Collected data entries:
▬▬▬▬▬▬
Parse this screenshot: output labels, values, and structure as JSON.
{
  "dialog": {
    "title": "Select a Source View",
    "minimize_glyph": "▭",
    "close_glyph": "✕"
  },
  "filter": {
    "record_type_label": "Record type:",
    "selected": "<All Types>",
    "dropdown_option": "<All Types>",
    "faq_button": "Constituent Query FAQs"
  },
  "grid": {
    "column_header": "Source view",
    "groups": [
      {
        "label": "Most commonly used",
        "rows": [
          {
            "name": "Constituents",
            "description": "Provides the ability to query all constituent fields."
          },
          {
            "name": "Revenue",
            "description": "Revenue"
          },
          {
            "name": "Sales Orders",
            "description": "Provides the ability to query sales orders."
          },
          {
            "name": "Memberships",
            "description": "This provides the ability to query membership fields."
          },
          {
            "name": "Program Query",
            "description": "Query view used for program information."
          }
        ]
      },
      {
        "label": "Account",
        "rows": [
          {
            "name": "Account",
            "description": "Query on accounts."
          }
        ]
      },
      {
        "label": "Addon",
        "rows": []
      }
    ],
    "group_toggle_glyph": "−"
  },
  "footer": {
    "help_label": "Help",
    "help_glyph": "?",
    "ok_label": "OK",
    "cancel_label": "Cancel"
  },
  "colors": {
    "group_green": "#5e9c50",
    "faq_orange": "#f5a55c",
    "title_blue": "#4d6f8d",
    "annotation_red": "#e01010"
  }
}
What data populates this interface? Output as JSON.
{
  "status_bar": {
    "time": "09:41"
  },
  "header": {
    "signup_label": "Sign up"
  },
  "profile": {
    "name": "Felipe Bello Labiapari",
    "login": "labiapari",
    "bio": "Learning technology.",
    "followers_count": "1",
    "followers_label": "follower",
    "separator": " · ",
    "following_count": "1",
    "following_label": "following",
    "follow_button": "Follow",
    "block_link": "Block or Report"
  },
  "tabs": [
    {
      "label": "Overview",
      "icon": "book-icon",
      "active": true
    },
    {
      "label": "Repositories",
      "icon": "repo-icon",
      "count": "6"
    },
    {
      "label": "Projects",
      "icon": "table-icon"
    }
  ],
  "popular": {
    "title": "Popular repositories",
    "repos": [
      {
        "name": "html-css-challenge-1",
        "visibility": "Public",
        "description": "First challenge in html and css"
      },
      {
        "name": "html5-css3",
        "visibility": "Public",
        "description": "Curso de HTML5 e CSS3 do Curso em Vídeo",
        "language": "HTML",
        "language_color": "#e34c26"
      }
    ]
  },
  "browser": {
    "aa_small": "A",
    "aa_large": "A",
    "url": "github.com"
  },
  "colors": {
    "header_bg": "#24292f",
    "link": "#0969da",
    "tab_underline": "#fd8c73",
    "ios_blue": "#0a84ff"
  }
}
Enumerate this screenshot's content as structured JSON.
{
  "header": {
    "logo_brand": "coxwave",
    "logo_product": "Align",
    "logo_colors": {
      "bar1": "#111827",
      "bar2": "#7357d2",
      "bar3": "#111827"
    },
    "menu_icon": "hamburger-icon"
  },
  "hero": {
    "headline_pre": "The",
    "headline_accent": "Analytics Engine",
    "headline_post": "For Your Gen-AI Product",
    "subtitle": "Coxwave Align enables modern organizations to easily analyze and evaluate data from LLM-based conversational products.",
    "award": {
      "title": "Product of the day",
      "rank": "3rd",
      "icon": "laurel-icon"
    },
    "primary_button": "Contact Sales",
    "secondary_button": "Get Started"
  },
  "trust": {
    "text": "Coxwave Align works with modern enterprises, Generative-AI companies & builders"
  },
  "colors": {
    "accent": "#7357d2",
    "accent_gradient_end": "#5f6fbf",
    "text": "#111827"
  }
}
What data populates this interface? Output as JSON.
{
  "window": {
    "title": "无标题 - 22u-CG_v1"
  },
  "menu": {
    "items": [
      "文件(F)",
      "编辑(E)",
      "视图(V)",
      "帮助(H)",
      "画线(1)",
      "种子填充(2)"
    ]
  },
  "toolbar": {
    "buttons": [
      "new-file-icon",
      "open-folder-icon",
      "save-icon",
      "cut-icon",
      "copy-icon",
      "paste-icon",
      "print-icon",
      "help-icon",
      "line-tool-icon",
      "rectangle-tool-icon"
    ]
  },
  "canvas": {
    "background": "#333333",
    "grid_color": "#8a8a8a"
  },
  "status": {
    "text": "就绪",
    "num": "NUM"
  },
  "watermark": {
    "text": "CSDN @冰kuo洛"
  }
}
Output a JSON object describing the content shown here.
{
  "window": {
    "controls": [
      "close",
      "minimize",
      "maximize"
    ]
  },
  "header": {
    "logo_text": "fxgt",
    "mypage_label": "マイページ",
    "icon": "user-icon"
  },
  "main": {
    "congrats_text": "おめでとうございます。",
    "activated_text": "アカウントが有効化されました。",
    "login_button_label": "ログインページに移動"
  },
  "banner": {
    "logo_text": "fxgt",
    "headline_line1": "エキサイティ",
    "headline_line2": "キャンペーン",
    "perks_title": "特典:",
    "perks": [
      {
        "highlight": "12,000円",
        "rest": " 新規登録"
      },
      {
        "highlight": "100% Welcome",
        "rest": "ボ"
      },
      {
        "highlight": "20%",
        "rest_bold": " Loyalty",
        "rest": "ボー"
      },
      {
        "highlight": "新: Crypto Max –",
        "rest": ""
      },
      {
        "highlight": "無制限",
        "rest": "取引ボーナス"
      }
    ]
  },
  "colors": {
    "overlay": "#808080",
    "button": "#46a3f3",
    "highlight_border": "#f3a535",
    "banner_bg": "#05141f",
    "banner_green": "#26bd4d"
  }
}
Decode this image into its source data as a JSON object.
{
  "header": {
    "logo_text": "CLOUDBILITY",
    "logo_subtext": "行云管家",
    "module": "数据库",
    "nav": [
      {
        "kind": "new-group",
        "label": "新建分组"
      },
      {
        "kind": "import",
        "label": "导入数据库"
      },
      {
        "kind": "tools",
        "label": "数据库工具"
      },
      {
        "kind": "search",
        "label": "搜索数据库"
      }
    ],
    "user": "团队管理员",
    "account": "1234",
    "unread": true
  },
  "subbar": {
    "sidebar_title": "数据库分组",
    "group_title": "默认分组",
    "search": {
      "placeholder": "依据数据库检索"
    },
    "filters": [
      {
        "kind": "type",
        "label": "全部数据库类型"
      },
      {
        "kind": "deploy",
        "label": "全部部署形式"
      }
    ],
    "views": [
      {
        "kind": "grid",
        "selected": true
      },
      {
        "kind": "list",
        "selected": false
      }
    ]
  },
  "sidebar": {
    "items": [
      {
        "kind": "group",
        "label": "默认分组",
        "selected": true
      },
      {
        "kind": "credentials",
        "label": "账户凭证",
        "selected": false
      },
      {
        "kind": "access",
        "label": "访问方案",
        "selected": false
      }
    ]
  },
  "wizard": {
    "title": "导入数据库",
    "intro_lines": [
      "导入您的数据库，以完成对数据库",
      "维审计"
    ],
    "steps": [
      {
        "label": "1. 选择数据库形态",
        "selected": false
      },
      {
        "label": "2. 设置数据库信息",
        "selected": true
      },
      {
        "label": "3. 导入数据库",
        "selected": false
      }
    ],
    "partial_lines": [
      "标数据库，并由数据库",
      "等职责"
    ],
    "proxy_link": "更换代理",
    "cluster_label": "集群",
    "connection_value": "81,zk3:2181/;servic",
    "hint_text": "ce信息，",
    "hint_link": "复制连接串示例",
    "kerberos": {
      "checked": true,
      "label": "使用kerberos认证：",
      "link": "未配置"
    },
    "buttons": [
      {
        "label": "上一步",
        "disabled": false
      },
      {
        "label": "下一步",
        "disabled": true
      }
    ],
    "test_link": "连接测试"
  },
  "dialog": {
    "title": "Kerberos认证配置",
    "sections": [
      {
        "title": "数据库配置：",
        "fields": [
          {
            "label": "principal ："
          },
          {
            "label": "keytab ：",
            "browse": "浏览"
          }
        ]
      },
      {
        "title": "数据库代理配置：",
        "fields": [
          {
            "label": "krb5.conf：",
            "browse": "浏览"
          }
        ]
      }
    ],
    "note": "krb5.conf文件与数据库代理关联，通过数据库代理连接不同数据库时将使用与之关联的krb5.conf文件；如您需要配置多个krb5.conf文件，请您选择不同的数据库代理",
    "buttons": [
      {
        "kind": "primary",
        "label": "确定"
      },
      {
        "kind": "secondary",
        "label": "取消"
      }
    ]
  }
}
▬▬▬▬▬▬
### YOUR TASK
Pull every line containing the word "ability" out of the material and copy it.

### ANSWER FOR THE TASK
            "description": "Provides the ability to query all constituent fields."
            "description": "Provides the ability to query sales orders."
            "description": "This provides the ability to query membership fields."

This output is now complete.